▶ **YOUR INSTRUCTIONS**: From the line containing "Convert this screenshot" down to the last line of the material, return those lines verbatim and only those.

▶ **RECORDS TO USE**:

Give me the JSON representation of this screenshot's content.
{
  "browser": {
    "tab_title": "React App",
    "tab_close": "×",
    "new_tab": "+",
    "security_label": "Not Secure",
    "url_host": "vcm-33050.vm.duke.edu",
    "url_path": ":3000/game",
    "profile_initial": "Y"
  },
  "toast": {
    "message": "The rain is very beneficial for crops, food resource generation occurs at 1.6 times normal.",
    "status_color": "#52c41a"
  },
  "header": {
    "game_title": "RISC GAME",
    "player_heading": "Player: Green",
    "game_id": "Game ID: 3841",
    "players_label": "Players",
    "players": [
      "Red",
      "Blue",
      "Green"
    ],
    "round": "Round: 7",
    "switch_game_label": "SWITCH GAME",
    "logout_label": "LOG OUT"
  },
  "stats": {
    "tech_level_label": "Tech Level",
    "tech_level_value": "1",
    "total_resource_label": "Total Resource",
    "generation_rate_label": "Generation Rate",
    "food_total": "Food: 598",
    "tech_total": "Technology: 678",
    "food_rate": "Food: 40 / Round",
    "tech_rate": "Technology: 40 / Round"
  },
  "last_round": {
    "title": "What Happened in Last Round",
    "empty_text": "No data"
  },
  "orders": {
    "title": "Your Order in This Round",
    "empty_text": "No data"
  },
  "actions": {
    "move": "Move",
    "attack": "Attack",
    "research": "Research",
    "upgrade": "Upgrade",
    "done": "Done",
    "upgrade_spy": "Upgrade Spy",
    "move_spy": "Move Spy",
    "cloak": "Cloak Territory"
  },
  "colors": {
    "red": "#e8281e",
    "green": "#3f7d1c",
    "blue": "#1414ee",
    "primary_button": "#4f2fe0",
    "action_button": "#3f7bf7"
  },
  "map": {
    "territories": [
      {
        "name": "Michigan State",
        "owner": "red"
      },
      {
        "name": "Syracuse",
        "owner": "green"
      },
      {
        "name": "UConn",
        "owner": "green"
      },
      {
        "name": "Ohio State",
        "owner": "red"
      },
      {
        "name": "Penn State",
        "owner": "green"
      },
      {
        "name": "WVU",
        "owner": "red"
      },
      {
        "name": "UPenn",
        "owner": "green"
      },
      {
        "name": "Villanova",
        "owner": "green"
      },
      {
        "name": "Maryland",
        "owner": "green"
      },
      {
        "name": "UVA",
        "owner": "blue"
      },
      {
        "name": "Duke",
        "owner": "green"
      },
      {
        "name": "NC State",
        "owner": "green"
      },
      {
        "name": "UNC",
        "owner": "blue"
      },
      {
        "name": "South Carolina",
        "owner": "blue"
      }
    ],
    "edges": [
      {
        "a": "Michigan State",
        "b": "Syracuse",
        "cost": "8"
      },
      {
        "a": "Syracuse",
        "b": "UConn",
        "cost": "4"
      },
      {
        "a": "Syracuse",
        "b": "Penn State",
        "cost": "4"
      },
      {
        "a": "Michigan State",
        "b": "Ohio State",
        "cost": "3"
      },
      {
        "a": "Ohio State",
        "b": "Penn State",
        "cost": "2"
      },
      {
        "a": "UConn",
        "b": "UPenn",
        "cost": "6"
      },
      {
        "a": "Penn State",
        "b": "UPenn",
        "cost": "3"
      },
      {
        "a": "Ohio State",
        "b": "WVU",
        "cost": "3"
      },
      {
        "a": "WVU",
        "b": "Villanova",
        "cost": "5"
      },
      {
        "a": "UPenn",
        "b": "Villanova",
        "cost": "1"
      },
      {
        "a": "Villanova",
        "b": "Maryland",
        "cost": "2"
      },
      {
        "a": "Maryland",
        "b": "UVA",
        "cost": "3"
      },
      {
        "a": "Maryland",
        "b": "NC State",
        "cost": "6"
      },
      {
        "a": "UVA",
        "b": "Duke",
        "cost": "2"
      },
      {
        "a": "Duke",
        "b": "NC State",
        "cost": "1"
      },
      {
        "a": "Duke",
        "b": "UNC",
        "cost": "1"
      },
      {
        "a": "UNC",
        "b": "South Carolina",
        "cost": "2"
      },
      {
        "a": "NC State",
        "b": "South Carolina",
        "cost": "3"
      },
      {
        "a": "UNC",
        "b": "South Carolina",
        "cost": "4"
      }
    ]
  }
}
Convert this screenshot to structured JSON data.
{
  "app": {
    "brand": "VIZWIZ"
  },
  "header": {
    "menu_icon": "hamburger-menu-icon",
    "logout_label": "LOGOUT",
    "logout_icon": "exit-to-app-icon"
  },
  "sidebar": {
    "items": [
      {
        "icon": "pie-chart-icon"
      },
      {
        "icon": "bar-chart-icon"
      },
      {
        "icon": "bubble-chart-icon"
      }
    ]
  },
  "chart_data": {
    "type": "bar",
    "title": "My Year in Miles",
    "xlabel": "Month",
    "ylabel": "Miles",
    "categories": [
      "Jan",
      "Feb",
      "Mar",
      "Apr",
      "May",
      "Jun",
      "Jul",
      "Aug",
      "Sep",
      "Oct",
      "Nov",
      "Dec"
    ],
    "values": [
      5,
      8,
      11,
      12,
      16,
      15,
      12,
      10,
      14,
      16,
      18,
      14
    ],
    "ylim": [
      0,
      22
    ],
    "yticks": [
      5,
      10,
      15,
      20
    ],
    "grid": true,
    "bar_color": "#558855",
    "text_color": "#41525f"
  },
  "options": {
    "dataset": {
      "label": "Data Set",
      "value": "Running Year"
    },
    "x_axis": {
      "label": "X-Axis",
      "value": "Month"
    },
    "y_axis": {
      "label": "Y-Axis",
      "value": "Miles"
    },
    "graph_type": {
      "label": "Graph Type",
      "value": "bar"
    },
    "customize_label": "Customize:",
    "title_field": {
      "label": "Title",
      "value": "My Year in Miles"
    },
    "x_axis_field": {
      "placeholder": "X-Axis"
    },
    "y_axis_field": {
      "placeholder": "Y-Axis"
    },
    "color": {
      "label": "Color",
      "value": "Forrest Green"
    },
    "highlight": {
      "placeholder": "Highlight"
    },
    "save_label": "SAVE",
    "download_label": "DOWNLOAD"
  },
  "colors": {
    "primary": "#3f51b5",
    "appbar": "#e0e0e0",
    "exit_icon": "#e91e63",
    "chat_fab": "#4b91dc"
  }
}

▶ **COMPLETE RESPONSE**:
Convert this screenshot to structured JSON data.
{
  "app": {
    "brand": "VIZWIZ"
  },
  "header": {
    "menu_icon": "hamburger-menu-icon",
    "logout_label": "LOGOUT",
    "logout_icon": "exit-to-app-icon"
  },
  "sidebar": {
    "items": [
      {
        "icon": "pie-chart-icon"
      },
      {
        "icon": "bar-chart-icon"
      },
      {
        "icon": "bubble-chart-icon"
      }
    ]
  },
  "chart_data": {
    "type": "bar",
    "title": "My Year in Miles",
    "xlabel": "Month",
    "ylabel": "Miles",
    "categories": [
      "Jan",
      "Feb",
      "Mar",
      "Apr",
      "May",
      "Jun",
      "Jul",
      "Aug",
      "Sep",
      "Oct",
      "Nov",
      "Dec"
    ],
    "values": [
      5,
      8,
      11,
      12,
      16,
      15,
      12,
      10,
      14,
      16,
      18,
      14
    ],
    "ylim": [
      0,
      22
    ],
    "yticks": [
      5,
      10,
      15,
      20
    ],
    "grid": true,
    "bar_color": "#558855",
    "text_color": "#41525f"
  },
  "options": {
    "dataset": {
      "label": "Data Set",
      "value": "Running Year"
    },
    "x_axis": {
      "label": "X-Axis",
      "value": "Month"
    },
    "y_axis": {
      "label": "Y-Axis",
      "value": "Miles"
    },
    "graph_type": {
      "label": "Graph Type",
      "value": "bar"
    },
    "customize_label": "Customize:",
    "title_field": {
      "label": "Title",
      "value": "My Year in Miles"
    },
    "x_axis_field": {
      "placeholder": "X-Axis"
    },
    "y_axis_field": {
      "placeholder": "Y-Axis"
    },
    "color": {
      "label": "Color",
      "value": "Forrest Green"
    },
    "highlight": {
      "placeholder": "Highlight"
    },
    "save_label": "SAVE",
    "download_label": "DOWNLOAD"
  },
  "colors": {
    "primary": "#3f51b5",
    "appbar": "#e0e0e0",
    "exit_icon": "#e91e63",
    "chat_fab": "#4b91dc"
  }
}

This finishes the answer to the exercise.